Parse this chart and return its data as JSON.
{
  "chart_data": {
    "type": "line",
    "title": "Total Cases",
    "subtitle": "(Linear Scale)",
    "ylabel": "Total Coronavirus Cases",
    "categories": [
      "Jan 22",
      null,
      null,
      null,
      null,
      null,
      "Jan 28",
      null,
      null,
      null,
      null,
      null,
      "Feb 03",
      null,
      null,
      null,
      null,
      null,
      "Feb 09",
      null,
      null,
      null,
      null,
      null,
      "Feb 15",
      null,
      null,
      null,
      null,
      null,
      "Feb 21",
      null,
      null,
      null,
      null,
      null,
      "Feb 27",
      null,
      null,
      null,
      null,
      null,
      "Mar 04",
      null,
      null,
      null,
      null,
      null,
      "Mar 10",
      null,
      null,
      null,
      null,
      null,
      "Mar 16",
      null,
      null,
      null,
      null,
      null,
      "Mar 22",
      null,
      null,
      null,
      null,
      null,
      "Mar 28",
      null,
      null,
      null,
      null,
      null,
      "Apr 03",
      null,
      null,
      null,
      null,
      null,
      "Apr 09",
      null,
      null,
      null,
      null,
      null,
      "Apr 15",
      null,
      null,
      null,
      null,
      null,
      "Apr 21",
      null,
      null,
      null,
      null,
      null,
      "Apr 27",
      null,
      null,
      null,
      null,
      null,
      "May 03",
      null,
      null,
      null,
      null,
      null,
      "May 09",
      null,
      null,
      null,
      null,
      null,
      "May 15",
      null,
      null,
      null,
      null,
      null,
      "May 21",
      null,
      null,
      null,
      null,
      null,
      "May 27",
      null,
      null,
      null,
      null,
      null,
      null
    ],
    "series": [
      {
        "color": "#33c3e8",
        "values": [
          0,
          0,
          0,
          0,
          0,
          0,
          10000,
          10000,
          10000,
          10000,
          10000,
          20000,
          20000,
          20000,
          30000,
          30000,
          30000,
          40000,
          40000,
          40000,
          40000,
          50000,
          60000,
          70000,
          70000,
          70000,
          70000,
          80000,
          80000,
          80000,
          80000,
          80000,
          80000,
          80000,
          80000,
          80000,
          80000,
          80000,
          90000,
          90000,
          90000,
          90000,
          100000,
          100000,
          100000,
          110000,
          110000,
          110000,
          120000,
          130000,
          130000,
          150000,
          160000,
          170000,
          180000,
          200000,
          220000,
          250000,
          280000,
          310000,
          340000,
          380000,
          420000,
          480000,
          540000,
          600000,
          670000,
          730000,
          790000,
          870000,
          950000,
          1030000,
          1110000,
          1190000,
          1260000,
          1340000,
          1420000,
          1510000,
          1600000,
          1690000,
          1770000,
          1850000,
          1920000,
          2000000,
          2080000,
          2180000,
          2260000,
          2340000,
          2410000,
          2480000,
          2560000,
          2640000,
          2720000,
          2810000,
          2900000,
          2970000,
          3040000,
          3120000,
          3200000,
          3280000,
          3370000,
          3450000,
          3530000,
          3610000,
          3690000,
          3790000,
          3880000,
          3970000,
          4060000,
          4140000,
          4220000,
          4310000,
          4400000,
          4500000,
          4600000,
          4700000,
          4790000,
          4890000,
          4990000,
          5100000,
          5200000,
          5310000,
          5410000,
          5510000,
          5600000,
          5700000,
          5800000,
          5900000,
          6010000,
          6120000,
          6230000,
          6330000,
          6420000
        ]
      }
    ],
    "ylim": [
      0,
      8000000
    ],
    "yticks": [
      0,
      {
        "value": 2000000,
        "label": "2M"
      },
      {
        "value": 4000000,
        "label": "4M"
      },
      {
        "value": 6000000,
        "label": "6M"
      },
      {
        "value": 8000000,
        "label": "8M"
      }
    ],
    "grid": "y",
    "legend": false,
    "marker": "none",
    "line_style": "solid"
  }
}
────────────────
Line by line, transcribe the data exactly.

[Solution to this task]:
Parse this chart and return its data as JSON.
{
  "chart_data": {
    "type": "line",
    "title": "Total Cases",
    "subtitle": "(Linear Scale)",
    "ylabel": "Total Coronavirus Cases",
    "categories": [
      "Jan 22",
      null,
      null,
      null,
      null,
      null,
      "Jan 28",
      null,
      null,
      null,
      null,
      null,
      "Feb 03",
      null,
      null,
      null,
      null,
      null,
      "Feb 09",
      null,
      null,
      null,
      null,
      null,
      "Feb 15",
      null,
      null,
      null,
      null,
      null,
      "Feb 21",
      null,
      null,
      null,
      null,
      null,
      "Feb 27",
      null,
      null,
      null,
      null,
      null,
      "Mar 04",
      null,
      null,
      null,
      null,
      null,
      "Mar 10",
      null,
      null,
      null,
      null,
      null,
      "Mar 16",
      null,
      null,
      null,
      null,
      null,
      "Mar 22",
      null,
      null,
      null,
      null,
      null,
      "Mar 28",
      null,
      null,
      null,
      null,
      null,
      "Apr 03",
      null,
      null,
      null,
      null,
      null,
      "Apr 09",
      null,
      null,
      null,
      null,
      null,
      "Apr 15",
      null,
      null,
      null,
      null,
      null,
      "Apr 21",
      null,
      null,
      null,
      null,
      null,
      "Apr 27",
      null,
      null,
      null,
      null,
      null,
      "May 03",
      null,
      null,
      null,
      null,
      null,
      "May 09",
      null,
      null,
      null,
      null,
      null,
      "May 15",
      null,
      null,
      null,
      null,
      null,
      "May 21",
      null,
      null,
      null,
      null,
      null,
      "May 27",
      null,
      null,
      null,
      null,
      null,
      null
    ],
    "series": [
      {
        "color": "#33c3e8",
        "values": [
          0,
          0,
          0,
          0,
          0,
          0,
          10000,
          10000,
          10000,
          10000,
          10000,
          20000,
          20000,
          20000,
          30000,
          30000,
          30000,
          40000,
          40000,
          40000,
          40000,
          50000,
          60000,
          70000,
          70000,
          70000,
          70000,
          80000,
          80000,
          80000,
          80000,
          80000,
          80000,
          80000,
          80000,
          80000,
          80000,
          80000,
          90000,
          90000,
          90000,
          90000,
          100000,
          100000,
          100000,
          110000,
          110000,
          110000,
          120000,
          130000,
          130000,
          150000,
          160000,
          170000,
          180000,
          200000,
          220000,
          250000,
          280000,
          310000,
          340000,
          380000,
          420000,
          480000,
          540000,
          600000,
          670000,
          730000,
          790000,
          870000,
          950000,
          1030000,
          1110000,
          1190000,
          1260000,
          1340000,
          1420000,
          1510000,
          1600000,
          1690000,
          1770000,
          1850000,
          1920000,
          2000000,
          2080000,
          2180000,
          2260000,
          2340000,
          2410000,
          2480000,
          2560000,
          2640000,
          2720000,
          2810000,
          2900000,
          2970000,
          3040000,
          3120000,
          3200000,
          3280000,
          3370000,
          3450000,
          3530000,
          3610000,
          3690000,
          3790000,
          3880000,
          3970000,
          4060000,
          4140000,
          4220000,
          4310000,
          4400000,
          4500000,
          4600000,
          4700000,
          4790000,
          4890000,
          4990000,
          5100000,
          5200000,
          5310000,
          5410000,
          5510000,
          5600000,
          5700000,
          5800000,
          5900000,
          6010000,
          6120000,
          6230000,
          6330000,
          6420000
        ]
      }
    ],
    "ylim": [
      0,
      8000000
    ],
    "yticks": [
      0,
      {
        "value": 2000000,
        "label": "2M"
      },
      {
        "value": 4000000,
        "label": "4M"
      },
      {
        "value": 6000000,
        "label": "6M"
      },
      {
        "value": 8000000,
        "label": "8M"
      }
    ],
    "grid": "y",
    "legend": false,
    "marker": "none",
    "line_style": "solid"
  }
}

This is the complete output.